(Stored data)
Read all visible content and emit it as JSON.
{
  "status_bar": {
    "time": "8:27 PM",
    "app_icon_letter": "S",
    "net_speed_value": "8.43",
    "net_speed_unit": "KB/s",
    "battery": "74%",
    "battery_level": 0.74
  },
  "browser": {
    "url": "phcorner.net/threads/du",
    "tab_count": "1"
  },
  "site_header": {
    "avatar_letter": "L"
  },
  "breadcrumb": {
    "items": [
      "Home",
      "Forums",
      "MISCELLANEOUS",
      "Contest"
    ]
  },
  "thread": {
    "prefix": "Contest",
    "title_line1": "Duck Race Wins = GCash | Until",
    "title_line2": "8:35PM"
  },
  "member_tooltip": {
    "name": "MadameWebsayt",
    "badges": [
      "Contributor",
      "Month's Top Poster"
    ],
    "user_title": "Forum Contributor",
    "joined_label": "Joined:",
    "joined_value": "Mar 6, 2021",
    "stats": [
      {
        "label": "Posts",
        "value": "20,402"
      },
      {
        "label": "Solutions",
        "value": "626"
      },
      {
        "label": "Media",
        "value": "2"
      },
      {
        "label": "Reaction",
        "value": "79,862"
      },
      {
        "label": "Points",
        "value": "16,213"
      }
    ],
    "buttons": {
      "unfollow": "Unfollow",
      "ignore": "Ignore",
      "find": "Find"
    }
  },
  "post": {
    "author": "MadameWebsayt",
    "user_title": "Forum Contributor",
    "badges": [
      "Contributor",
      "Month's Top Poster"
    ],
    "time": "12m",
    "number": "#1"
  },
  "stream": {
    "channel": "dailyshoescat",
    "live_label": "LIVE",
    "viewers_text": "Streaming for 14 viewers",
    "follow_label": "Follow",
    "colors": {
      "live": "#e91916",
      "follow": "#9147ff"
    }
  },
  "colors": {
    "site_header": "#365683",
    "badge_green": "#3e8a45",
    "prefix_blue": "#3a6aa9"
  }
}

* [Requirements] Restate each record exactly as written.

* [Answer]
Read all visible content and emit it as JSON.
{
  "status_bar": {
    "time": "8:27 PM",
    "app_icon_letter": "S",
    "net_speed_value": "8.43",
    "net_speed_unit": "KB/s",
    "battery": "74%",
    "battery_level": 0.74
  },
  "browser": {
    "url": "phcorner.net/threads/du",
    "tab_count": "1"
  },
  "site_header": {
    "avatar_letter": "L"
  },
  "breadcrumb": {
    "items": [
      "Home",
      "Forums",
      "MISCELLANEOUS",
      "Contest"
    ]
  },
  "thread": {
    "prefix": "Contest",
    "title_line1": "Duck Race Wins = GCash | Until",
    "title_line2": "8:35PM"
  },
  "member_tooltip": {
    "name": "MadameWebsayt",
    "badges": [
      "Contributor",
      "Month's Top Poster"
    ],
    "user_title": "Forum Contributor",
    "joined_label": "Joined:",
    "joined_value": "Mar 6, 2021",
    "stats": [
      {
        "label": "Posts",
        "value": "20,402"
      },
      {
        "label": "Solutions",
        "value": "626"
      },
      {
        "label": "Media",
        "value": "2"
      },
      {
        "label": "Reaction",
        "value": "79,862"
      },
      {
        "label": "Points",
        "value": "16,213"
      }
    ],
    "buttons": {
      "unfollow": "Unfollow",
      "ignore": "Ignore",
      "find": "Find"
    }
  },
  "post": {
    "author": "MadameWebsayt",
    "user_title": "Forum Contributor",
    "badges": [
      "Contributor",
      "Month's Top Poster"
    ],
    "time": "12m",
    "number": "#1"
  },
  "stream": {
    "channel": "dailyshoescat",
    "live_label": "LIVE",
    "viewers_text": "Streaming for 14 viewers",
    "follow_label": "Follow",
    "colors": {
      "live": "#e91916",
      "follow": "#9147ff"
    }
  },
  "colors": {
    "site_header": "#365683",
    "badge_green": "#3e8a45",
    "prefix_blue": "#3a6aa9"
  }
}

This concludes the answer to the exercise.